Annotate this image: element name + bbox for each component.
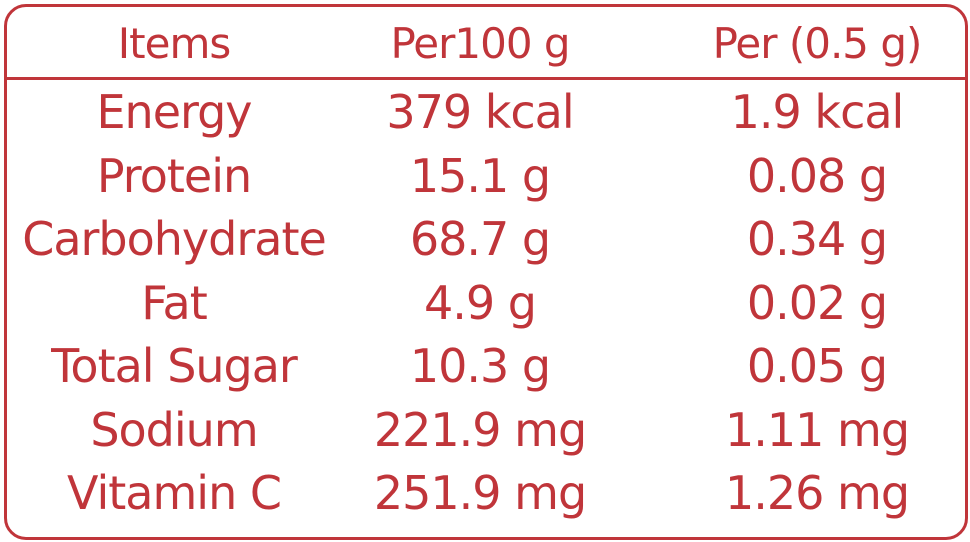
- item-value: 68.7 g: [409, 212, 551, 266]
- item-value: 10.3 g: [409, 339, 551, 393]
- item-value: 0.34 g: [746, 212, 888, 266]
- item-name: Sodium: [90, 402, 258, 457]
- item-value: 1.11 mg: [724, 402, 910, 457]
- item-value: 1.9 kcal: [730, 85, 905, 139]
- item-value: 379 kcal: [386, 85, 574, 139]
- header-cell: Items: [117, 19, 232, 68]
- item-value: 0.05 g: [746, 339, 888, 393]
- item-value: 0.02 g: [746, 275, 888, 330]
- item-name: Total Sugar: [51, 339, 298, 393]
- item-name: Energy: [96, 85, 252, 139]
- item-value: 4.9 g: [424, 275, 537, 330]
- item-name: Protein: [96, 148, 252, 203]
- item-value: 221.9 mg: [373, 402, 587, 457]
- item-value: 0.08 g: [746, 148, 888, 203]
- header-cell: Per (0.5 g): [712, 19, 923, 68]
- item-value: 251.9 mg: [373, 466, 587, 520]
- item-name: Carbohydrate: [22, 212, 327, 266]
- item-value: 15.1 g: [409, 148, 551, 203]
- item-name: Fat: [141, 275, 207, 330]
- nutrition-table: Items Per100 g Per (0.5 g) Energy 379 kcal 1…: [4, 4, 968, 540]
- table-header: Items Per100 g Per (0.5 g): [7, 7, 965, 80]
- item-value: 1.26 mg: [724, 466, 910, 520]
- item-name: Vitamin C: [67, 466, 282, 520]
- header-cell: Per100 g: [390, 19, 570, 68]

______

- [Work to complete] Whenever the word "Energy" appears in a line of the data above, that line counts. Say how many lines count, and nothing more.

- [Written answer] 2